**Given instruction**
Take down each entry exactly as written.

**Stored data**

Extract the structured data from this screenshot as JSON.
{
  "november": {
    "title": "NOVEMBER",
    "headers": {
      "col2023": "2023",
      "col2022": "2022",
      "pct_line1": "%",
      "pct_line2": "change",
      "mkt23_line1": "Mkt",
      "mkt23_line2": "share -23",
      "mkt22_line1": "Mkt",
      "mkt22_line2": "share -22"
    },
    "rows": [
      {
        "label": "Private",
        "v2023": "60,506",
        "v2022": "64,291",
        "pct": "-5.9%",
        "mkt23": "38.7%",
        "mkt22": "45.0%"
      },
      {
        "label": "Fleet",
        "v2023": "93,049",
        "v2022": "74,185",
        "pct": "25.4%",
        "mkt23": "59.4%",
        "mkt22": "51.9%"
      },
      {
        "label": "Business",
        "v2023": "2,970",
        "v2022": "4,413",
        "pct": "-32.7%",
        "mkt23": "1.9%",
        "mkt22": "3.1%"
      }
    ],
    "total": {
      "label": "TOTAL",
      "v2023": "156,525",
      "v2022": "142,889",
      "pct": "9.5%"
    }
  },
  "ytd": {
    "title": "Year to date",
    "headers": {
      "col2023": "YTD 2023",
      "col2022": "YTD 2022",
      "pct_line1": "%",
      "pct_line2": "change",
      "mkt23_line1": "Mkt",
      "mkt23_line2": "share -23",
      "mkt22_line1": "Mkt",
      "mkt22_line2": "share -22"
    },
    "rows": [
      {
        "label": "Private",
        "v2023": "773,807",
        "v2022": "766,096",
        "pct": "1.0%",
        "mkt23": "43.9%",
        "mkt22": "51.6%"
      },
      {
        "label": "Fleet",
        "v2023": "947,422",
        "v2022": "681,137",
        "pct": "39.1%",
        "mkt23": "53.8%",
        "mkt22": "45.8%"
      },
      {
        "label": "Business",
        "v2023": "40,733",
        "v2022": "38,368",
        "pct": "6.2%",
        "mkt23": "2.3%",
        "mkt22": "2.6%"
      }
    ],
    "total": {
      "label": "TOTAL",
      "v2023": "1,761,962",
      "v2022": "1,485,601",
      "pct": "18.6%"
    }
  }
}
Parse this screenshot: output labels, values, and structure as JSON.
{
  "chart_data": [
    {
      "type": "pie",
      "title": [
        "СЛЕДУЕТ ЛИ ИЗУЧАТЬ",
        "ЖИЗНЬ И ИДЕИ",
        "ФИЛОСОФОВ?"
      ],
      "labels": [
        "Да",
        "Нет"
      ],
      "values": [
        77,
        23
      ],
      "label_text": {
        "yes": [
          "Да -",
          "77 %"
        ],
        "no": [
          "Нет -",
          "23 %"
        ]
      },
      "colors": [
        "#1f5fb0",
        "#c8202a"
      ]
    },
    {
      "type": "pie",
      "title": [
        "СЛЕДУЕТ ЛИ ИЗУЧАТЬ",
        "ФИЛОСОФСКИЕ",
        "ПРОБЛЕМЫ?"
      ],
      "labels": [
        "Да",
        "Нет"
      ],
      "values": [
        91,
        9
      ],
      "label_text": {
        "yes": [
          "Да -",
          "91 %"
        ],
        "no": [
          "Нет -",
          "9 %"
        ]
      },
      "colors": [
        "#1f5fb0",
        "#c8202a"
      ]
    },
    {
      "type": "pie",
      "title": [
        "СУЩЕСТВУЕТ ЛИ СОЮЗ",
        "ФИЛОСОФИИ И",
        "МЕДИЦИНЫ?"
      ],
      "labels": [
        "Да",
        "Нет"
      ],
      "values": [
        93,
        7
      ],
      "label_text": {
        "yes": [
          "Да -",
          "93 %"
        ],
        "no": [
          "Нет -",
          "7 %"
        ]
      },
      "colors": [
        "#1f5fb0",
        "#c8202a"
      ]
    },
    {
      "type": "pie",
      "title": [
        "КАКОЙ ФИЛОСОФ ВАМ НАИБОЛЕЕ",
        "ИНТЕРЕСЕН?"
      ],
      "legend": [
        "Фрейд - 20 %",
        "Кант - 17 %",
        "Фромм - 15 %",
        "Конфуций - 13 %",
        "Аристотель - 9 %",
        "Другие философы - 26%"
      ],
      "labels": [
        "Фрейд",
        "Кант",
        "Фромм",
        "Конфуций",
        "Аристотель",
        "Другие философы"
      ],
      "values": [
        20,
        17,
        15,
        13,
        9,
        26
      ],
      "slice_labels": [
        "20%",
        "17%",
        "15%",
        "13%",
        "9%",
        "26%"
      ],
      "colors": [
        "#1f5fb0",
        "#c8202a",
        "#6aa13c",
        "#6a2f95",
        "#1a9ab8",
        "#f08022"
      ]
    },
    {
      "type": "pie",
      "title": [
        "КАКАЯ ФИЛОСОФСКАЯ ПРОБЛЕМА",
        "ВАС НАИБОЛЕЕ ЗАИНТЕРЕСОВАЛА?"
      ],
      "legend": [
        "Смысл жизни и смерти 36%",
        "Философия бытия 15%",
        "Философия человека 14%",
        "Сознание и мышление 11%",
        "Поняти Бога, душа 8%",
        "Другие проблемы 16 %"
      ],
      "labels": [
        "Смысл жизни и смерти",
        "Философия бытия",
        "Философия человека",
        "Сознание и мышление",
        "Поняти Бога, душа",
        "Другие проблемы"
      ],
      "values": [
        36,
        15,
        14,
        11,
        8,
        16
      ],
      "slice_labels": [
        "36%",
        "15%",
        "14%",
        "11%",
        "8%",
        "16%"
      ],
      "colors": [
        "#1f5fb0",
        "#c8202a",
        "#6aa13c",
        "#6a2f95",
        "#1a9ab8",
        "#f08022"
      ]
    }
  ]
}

**Reply**
Extract the structured data from this screenshot as JSON.
{
  "november": {
    "title": "NOVEMBER",
    "headers": {
      "col2023": "2023",
      "col2022": "2022",
      "pct_line1": "%",
      "pct_line2": "change",
      "mkt23_line1": "Mkt",
      "mkt23_line2": "share -23",
      "mkt22_line1": "Mkt",
      "mkt22_line2": "share -22"
    },
    "rows": [
      {
        "label": "Private",
        "v2023": "60,506",
        "v2022": "64,291",
        "pct": "-5.9%",
        "mkt23": "38.7%",
        "mkt22": "45.0%"
      },
      {
        "label": "Fleet",
        "v2023": "93,049",
        "v2022": "74,185",
        "pct": "25.4%",
        "mkt23": "59.4%",
        "mkt22": "51.9%"
      },
      {
        "label": "Business",
        "v2023": "2,970",
        "v2022": "4,413",
        "pct": "-32.7%",
        "mkt23": "1.9%",
        "mkt22": "3.1%"
      }
    ],
    "total": {
      "label": "TOTAL",
      "v2023": "156,525",
      "v2022": "142,889",
      "pct": "9.5%"
    }
  },
  "ytd": {
    "title": "Year to date",
    "headers": {
      "col2023": "YTD 2023",
      "col2022": "YTD 2022",
      "pct_line1": "%",
      "pct_line2": "change",
      "mkt23_line1": "Mkt",
      "mkt23_line2": "share -23",
      "mkt22_line1": "Mkt",
      "mkt22_line2": "share -22"
    },
    "rows": [
      {
        "label": "Private",
        "v2023": "773,807",
        "v2022": "766,096",
        "pct": "1.0%",
        "mkt23": "43.9%",
        "mkt22": "51.6%"
      },
      {
        "label": "Fleet",
        "v2023": "947,422",
        "v2022": "681,137",
        "pct": "39.1%",
        "mkt23": "53.8%",
        "mkt22": "45.8%"
      },
      {
        "label": "Business",
        "v2023": "40,733",
        "v2022": "38,368",
        "pct": "6.2%",
        "mkt23": "2.3%",
        "mkt22": "2.6%"
      }
    ],
    "total": {
      "label": "TOTAL",
      "v2023": "1,761,962",
      "v2022": "1,485,601",
      "pct": "18.6%"
    }
  }
}
Parse this screenshot: output labels, values, and structure as JSON.
{
  "chart_data": [
    {
      "type": "pie",
      "title": [
        "СЛЕДУЕТ ЛИ ИЗУЧАТЬ",
        "ЖИЗНЬ И ИДЕИ",
        "ФИЛОСОФОВ?"
      ],
      "labels": [
        "Да",
        "Нет"
      ],
      "values": [
        77,
        23
      ],
      "label_text": {
        "yes": [
          "Да -",
          "77 %"
        ],
        "no": [
          "Нет -",
          "23 %"
        ]
      },
      "colors": [
        "#1f5fb0",
        "#c8202a"
      ]
    },
    {
      "type": "pie",
      "title": [
        "СЛЕДУЕТ ЛИ ИЗУЧАТЬ",
        "ФИЛОСОФСКИЕ",
        "ПРОБЛЕМЫ?"
      ],
      "labels": [
        "Да",
        "Нет"
      ],
      "values": [
        91,
        9
      ],
      "label_text": {
        "yes": [
          "Да -",
          "91 %"
        ],
        "no": [
          "Нет -",
          "9 %"
        ]
      },
      "colors": [
        "#1f5fb0",
        "#c8202a"
      ]
    },
    {
      "type": "pie",
      "title": [
        "СУЩЕСТВУЕТ ЛИ СОЮЗ",
        "ФИЛОСОФИИ И",
        "МЕДИЦИНЫ?"
      ],
      "labels": [
        "Да",
        "Нет"
      ],
      "values": [
        93,
        7
      ],
      "label_text": {
        "yes": [
          "Да -",
          "93 %"
        ],
        "no": [
          "Нет -",
          "7 %"
        ]
      },
      "colors": [
        "#1f5fb0",
        "#c8202a"
      ]
    },
    {
      "type": "pie",
      "title": [
        "КАКОЙ ФИЛОСОФ ВАМ НАИБОЛЕЕ",
        "ИНТЕРЕСЕН?"
      ],
      "legend": [
        "Фрейд - 20 %",
        "Кант - 17 %",
        "Фромм - 15 %",
        "Конфуций - 13 %",
        "Аристотель - 9 %",
        "Другие философы - 26%"
      ],
      "labels": [
        "Фрейд",
        "Кант",
        "Фромм",
        "Конфуций",
        "Аристотель",
        "Другие философы"
      ],
      "values": [
        20,
        17,
        15,
        13,
        9,
        26
      ],
      "slice_labels": [
        "20%",
        "17%",
        "15%",
        "13%",
        "9%",
        "26%"
      ],
      "colors": [
        "#1f5fb0",
        "#c8202a",
        "#6aa13c",
        "#6a2f95",
        "#1a9ab8",
        "#f08022"
      ]
    },
    {
      "type": "pie",
      "title": [
        "КАКАЯ ФИЛОСОФСКАЯ ПРОБЛЕМА",
        "ВАС НАИБОЛЕЕ ЗАИНТЕРЕСОВАЛА?"
      ],
      "legend": [
        "Смысл жизни и смерти 36%",
        "Философия бытия 15%",
        "Философия человека 14%",
        "Сознание и мышление 11%",
        "Поняти Бога, душа 8%",
        "Другие проблемы 16 %"
      ],
      "labels": [
        "Смысл жизни и смерти",
        "Философия бытия",
        "Философия человека",
        "Сознание и мышление",
        "Поняти Бога, душа",
        "Другие проблемы"
      ],
      "values": [
        36,
        15,
        14,
        11,
        8,
        16
      ],
      "slice_labels": [
        "36%",
        "15%",
        "14%",
        "11%",
        "8%",
        "16%"
      ],
      "colors": [
        "#1f5fb0",
        "#c8202a",
        "#6aa13c",
        "#6a2f95",
        "#1a9ab8",
        "#f08022"
      ]
    }
  ]
}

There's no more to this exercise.